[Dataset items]
* * *
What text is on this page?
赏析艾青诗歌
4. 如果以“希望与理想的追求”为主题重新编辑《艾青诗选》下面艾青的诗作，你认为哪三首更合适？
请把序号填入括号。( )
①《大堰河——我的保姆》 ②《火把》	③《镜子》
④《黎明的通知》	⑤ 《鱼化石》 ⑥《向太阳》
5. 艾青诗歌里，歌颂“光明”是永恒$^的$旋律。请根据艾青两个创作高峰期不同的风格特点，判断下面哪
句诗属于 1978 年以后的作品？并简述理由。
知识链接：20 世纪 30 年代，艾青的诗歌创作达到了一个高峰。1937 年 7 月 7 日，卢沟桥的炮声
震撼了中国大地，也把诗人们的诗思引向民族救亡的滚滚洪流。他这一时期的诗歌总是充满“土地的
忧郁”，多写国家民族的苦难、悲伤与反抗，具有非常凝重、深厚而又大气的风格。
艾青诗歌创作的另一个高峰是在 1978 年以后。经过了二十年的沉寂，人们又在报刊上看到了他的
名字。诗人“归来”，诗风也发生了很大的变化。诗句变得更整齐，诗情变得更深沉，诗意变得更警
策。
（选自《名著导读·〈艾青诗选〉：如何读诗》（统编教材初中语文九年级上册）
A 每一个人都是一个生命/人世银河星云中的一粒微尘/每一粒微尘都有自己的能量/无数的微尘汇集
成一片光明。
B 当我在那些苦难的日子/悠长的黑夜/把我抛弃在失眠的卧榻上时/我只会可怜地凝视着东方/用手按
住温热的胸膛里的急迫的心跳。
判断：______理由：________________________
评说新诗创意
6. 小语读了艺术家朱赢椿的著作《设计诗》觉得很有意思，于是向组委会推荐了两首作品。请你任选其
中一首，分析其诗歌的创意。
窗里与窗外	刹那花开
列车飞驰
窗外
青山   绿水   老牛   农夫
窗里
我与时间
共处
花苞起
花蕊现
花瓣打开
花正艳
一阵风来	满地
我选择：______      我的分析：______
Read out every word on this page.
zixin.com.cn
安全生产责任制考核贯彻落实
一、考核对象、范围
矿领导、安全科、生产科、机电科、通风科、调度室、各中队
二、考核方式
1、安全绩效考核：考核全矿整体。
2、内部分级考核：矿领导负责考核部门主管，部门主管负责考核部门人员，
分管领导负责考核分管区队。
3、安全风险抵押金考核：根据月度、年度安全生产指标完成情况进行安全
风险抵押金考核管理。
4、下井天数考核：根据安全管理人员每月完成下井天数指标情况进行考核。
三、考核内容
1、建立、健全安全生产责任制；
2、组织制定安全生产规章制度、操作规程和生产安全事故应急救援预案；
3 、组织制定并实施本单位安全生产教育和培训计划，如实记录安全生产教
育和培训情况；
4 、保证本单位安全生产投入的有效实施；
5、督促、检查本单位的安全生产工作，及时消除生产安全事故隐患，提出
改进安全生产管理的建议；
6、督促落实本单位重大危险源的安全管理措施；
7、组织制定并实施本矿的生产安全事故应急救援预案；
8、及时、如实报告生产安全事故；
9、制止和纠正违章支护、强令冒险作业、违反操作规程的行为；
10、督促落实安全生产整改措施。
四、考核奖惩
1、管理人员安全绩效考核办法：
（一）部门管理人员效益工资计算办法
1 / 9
* * *
Your task: Only lines with the word "this" are wanted, so copy each one from the records.

The reply:
What text is on this page?
Read out every word on this page.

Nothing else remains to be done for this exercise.